Racismo ilustrado

“Europa es un jardín”, resuenan en mi cabeza las palabras del jefe de la diplomacia europea, Josep Borrell, mientras veo el documental publicado por el diario EL PAÍS para esclarecer la mal llamada tragedia de Melilla, “el resto del mundo no es exactamente un jardín. La mayoría del resto del mundo es una jungla, y la jungla podría invadir el jardín”. Los cuerpos, los muertos, se amontonan a uno y otro lado de una raya imaginaria que separa su jardín de la jungla. Y ahí es donde se dirime la discusión: en si los 23 muertos oficiales y más de 70 desaparecidos cayeron de uno u otro lado. Como si de eso dependiera la responsabilidad de los hechos: “no ocurrieron hechos trágicos en territorio español”, asegura el ministro Fernando Grande-Marlaska en el Congreso, convencido de que su única responsabilidad reside en que los muertos hubieran caído a los pies de sus porras.

La gente muere en la jungla, nos viene a decir. Todos podemos vivir con eso. Pero no aquí. No en nuestro pequeño edén ilustrado. Aquí la gente no muere aventada por la policía, cercada, golpeada y gaseada como animales. Si acaso aquí los observamos y los dejamos morir. Es lo que tienen los jardines, son meramente decorativos. Pero su inmoralidad viaja más lejos: Marlaska asegura que se cumplió con la legalidad internacional, incluso en la expulsión de las 470 personas que devolvieron sin ninguna garantía jurídica. Parece increíble cómo, aunque nada grave pasó en el lado español, las autoridades tuvieron tiempo de verificar que todas las personas que habían cruzado la línea no cumplían con ningún criterio de especial vulnerabilidad que les permitiera acceder a protección internacional.

** Datos para analizar **

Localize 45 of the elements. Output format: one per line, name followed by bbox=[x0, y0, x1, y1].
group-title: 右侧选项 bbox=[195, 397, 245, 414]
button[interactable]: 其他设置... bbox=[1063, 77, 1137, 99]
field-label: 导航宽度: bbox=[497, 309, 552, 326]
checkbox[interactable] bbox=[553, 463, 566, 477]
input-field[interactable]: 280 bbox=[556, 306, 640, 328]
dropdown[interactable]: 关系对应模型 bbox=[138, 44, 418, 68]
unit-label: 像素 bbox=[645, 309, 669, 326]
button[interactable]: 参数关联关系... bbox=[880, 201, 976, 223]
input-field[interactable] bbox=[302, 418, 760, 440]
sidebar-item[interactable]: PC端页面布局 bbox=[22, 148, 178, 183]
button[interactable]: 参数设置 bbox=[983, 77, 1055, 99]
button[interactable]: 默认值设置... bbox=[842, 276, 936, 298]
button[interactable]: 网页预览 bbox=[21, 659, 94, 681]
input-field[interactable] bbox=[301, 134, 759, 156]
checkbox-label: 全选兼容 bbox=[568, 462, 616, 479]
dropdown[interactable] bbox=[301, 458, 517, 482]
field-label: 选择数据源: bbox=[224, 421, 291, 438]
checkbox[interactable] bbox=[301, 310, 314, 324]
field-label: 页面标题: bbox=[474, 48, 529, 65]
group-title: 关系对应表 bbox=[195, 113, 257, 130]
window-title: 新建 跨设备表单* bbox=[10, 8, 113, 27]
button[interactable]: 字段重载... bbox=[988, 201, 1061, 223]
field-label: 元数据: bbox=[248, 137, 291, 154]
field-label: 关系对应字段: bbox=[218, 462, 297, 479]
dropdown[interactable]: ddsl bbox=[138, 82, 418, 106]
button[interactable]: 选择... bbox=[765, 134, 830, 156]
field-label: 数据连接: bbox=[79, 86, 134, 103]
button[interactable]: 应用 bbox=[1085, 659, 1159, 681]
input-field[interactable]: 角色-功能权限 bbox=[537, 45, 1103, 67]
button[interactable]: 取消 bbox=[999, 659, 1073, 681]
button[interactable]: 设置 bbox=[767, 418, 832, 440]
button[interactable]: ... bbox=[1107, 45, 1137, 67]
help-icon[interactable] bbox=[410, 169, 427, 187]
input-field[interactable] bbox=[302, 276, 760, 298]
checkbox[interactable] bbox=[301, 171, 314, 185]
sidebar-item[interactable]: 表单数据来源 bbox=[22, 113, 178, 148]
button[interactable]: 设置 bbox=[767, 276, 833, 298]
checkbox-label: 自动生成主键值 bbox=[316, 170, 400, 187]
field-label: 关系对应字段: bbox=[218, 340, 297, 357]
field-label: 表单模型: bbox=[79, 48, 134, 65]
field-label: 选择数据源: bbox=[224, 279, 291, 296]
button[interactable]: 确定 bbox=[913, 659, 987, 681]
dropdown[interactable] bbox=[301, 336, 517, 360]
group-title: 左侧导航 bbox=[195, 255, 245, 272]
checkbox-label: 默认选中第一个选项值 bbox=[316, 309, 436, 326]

** Objetivo de la tarea **
Edita el fragmento del texto sobre la tragedia de Melilla que se abre con las palabras "La gente muere" y se cierra con "a protección internacional.": reescríbelo con "paraíso" en lugar de "edén". Los registros provienen de una fuente distinta.

** Espacio de respuesta **
La gente muere en la jungla, nos viene a decir. Todos podemos vivir con eso. Pero no aquí. No en nuestro pequeño paraíso ilustrado. Aquí la gente no muere aventada por la policía, cercada, golpeada y gaseada como animales. Si acaso aquí los observamos y los dejamos morir. Es lo que tienen los jardines, son meramente decorativos. Pero su inmoralidad viaja más lejos: Marlaska asegura que se cumplió con la legalidad internacional, incluso en la expulsión de las 470 personas que devolvieron sin ninguna garantía jurídica. Parece increíble cómo, aunque nada grave pasó en el lado español, las autoridades tuvieron tiempo de verificar que todas las personas que habían cruzado la línea no cumplían con ningún criterio de especial vulnerabilidad que les permitiera acceder a protección internacional.